--- Begin ---

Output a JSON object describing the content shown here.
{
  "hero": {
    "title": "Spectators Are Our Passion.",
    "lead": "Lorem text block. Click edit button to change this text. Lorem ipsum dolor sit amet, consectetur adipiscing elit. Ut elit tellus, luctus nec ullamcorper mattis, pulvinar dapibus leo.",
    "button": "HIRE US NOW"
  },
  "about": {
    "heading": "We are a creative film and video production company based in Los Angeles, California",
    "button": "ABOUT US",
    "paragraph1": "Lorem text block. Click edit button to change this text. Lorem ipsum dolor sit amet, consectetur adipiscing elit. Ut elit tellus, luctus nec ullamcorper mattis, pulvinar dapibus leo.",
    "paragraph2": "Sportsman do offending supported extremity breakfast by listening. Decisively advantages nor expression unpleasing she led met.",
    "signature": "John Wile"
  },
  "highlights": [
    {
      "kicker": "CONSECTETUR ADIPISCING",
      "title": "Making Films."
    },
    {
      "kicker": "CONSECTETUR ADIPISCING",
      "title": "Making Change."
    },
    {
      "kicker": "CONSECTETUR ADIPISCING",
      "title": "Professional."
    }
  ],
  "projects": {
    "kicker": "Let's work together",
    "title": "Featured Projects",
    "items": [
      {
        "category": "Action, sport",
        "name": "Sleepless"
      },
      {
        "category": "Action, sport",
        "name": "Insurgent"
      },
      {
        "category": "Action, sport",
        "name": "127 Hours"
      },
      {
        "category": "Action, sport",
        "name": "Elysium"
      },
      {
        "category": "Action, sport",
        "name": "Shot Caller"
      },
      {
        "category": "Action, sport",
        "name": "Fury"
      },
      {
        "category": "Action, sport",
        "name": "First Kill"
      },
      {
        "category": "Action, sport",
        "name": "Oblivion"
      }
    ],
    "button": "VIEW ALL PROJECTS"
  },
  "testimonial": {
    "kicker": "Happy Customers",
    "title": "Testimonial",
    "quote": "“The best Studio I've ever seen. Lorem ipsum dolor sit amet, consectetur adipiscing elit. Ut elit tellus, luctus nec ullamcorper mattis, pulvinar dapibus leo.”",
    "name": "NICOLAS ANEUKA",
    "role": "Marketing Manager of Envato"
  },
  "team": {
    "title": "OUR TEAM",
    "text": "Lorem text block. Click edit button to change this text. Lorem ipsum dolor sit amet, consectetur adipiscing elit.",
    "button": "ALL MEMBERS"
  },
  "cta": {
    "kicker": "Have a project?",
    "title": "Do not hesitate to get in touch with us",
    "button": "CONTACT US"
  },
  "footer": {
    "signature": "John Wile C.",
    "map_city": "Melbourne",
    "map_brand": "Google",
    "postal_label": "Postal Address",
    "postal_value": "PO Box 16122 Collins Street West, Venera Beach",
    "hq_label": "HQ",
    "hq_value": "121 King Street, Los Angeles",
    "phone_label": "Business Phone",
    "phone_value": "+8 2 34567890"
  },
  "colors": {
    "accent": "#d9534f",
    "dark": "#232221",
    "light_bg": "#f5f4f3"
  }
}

--- End ---

- _Exercise aim_: Write out every entry above, word for word.

- _Solution to this task_:
Output a JSON object describing the content shown here.
{
  "hero": {
    "title": "Spectators Are Our Passion.",
    "lead": "Lorem text block. Click edit button to change this text. Lorem ipsum dolor sit amet, consectetur adipiscing elit. Ut elit tellus, luctus nec ullamcorper mattis, pulvinar dapibus leo.",
    "button": "HIRE US NOW"
  },
  "about": {
    "heading": "We are a creative film and video production company based in Los Angeles, California",
    "button": "ABOUT US",
    "paragraph1": "Lorem text block. Click edit button to change this text. Lorem ipsum dolor sit amet, consectetur adipiscing elit. Ut elit tellus, luctus nec ullamcorper mattis, pulvinar dapibus leo.",
    "paragraph2": "Sportsman do offending supported extremity breakfast by listening. Decisively advantages nor expression unpleasing she led met.",
    "signature": "John Wile"
  },
  "highlights": [
    {
      "kicker": "CONSECTETUR ADIPISCING",
      "title": "Making Films."
    },
    {
      "kicker": "CONSECTETUR ADIPISCING",
      "title": "Making Change."
    },
    {
      "kicker": "CONSECTETUR ADIPISCING",
      "title": "Professional."
    }
  ],
  "projects": {
    "kicker": "Let's work together",
    "title": "Featured Projects",
    "items": [
      {
        "category": "Action, sport",
        "name": "Sleepless"
      },
      {
        "category": "Action, sport",
        "name": "Insurgent"
      },
      {
        "category": "Action, sport",
        "name": "127 Hours"
      },
      {
        "category": "Action, sport",
        "name": "Elysium"
      },
      {
        "category": "Action, sport",
        "name": "Shot Caller"
      },
      {
        "category": "Action, sport",
        "name": "Fury"
      },
      {
        "category": "Action, sport",
        "name": "First Kill"
      },
      {
        "category": "Action, sport",
        "name": "Oblivion"
      }
    ],
    "button": "VIEW ALL PROJECTS"
  },
  "testimonial": {
    "kicker": "Happy Customers",
    "title": "Testimonial",
    "quote": "“The best Studio I've ever seen. Lorem ipsum dolor sit amet, consectetur adipiscing elit. Ut elit tellus, luctus nec ullamcorper mattis, pulvinar dapibus leo.”",
    "name": "NICOLAS ANEUKA",
    "role": "Marketing Manager of Envato"
  },
  "team": {
    "title": "OUR TEAM",
    "text": "Lorem text block. Click edit button to change this text. Lorem ipsum dolor sit amet, consectetur adipiscing elit.",
    "button": "ALL MEMBERS"
  },
  "cta": {
    "kicker": "Have a project?",
    "title": "Do not hesitate to get in touch with us",
    "button": "CONTACT US"
  },
  "footer": {
    "signature": "John Wile C.",
    "map_city": "Melbourne",
    "map_brand": "Google",
    "postal_label": "Postal Address",
    "postal_value": "PO Box 16122 Collins Street West, Venera Beach",
    "hq_label": "HQ",
    "hq_value": "121 King Street, Los Angeles",
    "phone_label": "Business Phone",
    "phone_value": "+8 2 34567890"
  },
  "colors": {
    "accent": "#d9534f",
    "dark": "#232221",
    "light_bg": "#f5f4f3"
  }
}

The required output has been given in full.